## WHAT IS BEING ASKED
Select the lines of the records containing the word "ylabel" and list them.

——————

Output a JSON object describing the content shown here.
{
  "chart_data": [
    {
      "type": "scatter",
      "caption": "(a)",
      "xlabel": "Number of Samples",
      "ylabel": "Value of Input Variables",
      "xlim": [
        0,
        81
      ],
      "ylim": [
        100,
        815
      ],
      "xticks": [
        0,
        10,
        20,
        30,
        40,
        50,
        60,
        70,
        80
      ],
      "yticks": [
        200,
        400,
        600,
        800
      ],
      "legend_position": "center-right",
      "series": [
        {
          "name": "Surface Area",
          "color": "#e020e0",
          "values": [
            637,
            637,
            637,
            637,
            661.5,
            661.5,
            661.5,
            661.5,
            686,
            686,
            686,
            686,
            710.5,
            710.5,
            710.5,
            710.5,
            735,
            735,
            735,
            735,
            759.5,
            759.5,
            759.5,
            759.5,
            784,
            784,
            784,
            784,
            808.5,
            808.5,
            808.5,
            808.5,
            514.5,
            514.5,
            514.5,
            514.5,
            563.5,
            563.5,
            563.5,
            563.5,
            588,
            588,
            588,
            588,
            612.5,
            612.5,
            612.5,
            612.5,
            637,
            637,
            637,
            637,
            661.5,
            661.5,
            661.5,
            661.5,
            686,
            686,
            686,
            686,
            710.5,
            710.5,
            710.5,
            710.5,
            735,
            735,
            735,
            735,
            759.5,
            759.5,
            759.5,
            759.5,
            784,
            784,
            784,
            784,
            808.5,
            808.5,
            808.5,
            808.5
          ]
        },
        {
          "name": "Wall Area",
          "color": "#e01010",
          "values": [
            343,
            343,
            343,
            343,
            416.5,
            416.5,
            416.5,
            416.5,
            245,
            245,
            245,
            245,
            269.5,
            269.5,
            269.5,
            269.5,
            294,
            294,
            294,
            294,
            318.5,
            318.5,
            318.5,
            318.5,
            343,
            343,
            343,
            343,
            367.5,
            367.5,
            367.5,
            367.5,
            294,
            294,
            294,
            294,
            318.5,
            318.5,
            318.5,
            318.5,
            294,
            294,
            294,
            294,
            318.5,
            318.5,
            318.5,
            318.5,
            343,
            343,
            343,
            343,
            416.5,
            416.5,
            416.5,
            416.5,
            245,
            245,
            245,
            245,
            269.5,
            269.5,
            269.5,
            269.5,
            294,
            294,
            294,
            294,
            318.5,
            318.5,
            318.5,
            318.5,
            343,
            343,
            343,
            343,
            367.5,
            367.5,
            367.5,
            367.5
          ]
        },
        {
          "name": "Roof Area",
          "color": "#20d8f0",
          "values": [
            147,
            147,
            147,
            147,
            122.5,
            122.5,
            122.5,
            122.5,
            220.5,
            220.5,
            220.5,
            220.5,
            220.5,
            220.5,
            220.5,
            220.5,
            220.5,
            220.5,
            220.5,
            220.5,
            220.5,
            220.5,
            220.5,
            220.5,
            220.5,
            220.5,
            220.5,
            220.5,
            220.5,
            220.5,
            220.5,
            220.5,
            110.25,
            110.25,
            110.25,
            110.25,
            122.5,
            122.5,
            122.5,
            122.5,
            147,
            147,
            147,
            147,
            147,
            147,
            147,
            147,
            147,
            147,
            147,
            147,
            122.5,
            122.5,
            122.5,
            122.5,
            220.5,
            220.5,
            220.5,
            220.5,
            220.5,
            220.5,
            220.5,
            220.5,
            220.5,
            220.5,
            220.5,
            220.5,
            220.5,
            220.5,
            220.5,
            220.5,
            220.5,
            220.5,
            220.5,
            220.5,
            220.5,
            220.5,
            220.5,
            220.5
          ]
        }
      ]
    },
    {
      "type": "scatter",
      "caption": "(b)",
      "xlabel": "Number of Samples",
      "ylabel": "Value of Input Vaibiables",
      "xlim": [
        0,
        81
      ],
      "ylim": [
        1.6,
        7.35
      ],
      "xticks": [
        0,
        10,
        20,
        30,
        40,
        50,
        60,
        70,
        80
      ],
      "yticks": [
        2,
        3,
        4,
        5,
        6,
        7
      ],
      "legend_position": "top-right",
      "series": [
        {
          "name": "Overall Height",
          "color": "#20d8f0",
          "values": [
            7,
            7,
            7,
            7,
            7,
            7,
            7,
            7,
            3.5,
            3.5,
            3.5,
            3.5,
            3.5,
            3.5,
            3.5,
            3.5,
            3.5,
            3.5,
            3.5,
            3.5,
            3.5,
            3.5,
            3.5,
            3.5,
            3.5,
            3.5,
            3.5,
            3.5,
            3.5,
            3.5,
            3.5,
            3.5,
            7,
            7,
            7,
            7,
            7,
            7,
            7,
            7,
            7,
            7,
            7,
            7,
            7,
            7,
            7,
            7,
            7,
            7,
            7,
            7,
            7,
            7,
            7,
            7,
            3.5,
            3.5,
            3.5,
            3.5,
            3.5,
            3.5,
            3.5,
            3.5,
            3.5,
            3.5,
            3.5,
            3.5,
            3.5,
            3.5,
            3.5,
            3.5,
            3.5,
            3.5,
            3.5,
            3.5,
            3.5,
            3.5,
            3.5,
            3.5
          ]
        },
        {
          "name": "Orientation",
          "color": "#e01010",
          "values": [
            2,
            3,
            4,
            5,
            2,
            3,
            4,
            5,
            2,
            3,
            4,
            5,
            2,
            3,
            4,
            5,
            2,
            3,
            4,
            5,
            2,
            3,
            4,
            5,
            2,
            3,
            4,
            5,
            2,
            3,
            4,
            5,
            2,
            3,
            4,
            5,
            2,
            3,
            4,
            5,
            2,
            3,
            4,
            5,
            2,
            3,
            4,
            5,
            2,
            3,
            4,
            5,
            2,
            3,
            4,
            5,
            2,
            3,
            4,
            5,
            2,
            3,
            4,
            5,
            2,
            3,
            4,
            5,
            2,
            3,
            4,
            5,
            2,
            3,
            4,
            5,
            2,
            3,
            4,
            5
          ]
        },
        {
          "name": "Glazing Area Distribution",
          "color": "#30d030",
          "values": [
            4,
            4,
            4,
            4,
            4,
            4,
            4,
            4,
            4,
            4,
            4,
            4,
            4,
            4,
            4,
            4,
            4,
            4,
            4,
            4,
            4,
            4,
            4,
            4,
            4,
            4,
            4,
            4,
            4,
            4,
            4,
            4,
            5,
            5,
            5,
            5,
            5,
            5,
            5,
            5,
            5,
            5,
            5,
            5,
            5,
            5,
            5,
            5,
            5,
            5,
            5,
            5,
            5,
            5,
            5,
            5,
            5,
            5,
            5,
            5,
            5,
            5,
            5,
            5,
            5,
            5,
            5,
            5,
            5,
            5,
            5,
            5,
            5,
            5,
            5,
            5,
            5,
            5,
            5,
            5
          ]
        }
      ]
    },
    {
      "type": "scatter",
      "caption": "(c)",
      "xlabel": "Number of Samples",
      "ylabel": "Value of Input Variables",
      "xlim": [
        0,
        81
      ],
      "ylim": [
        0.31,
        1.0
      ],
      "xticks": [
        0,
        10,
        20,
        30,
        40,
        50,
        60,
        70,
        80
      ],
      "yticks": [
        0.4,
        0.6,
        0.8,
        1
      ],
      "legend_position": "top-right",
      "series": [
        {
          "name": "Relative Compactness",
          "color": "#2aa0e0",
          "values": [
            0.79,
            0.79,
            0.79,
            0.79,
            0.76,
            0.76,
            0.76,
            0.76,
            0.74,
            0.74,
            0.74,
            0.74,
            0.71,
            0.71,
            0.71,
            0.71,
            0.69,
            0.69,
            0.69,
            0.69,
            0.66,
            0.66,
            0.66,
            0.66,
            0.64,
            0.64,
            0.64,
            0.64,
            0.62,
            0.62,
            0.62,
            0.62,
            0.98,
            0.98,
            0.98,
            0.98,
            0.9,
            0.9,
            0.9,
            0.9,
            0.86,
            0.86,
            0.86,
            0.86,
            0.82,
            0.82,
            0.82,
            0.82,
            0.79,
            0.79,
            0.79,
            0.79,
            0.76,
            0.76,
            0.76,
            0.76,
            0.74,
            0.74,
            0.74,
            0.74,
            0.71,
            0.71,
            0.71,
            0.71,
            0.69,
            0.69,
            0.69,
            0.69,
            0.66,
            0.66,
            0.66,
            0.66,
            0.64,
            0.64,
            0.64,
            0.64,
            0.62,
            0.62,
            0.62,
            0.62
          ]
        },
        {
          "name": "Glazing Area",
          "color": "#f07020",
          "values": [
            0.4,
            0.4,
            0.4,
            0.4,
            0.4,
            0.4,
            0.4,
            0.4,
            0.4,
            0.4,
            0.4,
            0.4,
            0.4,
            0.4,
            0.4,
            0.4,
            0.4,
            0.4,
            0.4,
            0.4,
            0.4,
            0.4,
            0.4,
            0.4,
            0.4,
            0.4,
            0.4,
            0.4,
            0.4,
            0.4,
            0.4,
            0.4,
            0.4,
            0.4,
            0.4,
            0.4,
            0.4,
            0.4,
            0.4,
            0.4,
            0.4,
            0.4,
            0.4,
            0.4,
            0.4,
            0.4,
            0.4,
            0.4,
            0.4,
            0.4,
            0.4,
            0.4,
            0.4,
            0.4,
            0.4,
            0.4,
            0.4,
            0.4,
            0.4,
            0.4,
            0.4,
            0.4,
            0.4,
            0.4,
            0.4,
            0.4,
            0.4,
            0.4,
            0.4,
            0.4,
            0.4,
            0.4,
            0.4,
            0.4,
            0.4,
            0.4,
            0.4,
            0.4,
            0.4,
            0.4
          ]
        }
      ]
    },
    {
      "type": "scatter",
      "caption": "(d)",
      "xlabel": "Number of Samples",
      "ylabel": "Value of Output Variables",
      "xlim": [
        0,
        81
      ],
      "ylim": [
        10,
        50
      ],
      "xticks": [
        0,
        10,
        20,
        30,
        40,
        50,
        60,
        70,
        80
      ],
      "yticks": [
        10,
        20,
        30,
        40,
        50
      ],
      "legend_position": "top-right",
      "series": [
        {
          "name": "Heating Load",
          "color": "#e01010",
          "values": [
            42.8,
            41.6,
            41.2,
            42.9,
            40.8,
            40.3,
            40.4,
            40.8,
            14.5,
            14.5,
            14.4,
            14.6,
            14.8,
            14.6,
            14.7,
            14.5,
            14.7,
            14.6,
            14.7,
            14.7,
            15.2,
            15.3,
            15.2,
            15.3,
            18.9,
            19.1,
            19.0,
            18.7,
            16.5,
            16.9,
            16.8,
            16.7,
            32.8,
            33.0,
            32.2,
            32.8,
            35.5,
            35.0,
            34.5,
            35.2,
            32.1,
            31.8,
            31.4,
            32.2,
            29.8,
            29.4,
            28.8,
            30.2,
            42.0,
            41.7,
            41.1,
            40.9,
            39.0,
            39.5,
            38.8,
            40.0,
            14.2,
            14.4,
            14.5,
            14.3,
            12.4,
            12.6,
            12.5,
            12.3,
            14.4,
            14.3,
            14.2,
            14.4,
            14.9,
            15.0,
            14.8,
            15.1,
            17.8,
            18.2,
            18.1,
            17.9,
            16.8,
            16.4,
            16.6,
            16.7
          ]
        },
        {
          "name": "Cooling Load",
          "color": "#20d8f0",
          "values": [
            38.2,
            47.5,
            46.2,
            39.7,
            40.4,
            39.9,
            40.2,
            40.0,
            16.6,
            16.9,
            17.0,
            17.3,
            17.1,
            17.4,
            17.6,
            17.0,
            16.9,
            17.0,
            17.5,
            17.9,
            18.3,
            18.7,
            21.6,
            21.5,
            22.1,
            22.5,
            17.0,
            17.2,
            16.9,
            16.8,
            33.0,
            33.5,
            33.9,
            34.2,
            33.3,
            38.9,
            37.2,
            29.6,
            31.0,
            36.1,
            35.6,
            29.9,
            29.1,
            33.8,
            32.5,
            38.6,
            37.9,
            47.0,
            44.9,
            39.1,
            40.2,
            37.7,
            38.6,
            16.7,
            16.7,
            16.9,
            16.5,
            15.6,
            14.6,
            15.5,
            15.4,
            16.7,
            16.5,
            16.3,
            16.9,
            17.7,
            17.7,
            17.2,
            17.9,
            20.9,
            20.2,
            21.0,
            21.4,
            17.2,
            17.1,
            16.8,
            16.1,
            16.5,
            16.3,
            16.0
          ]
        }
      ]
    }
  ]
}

——————

## SOLVED EXERCISE
      "ylabel": "Value of Input Variables",
      "ylabel": "Value of Input Vaibiables",
      "ylabel": "Value of Input Variables",
      "ylabel": "Value of Output Variables",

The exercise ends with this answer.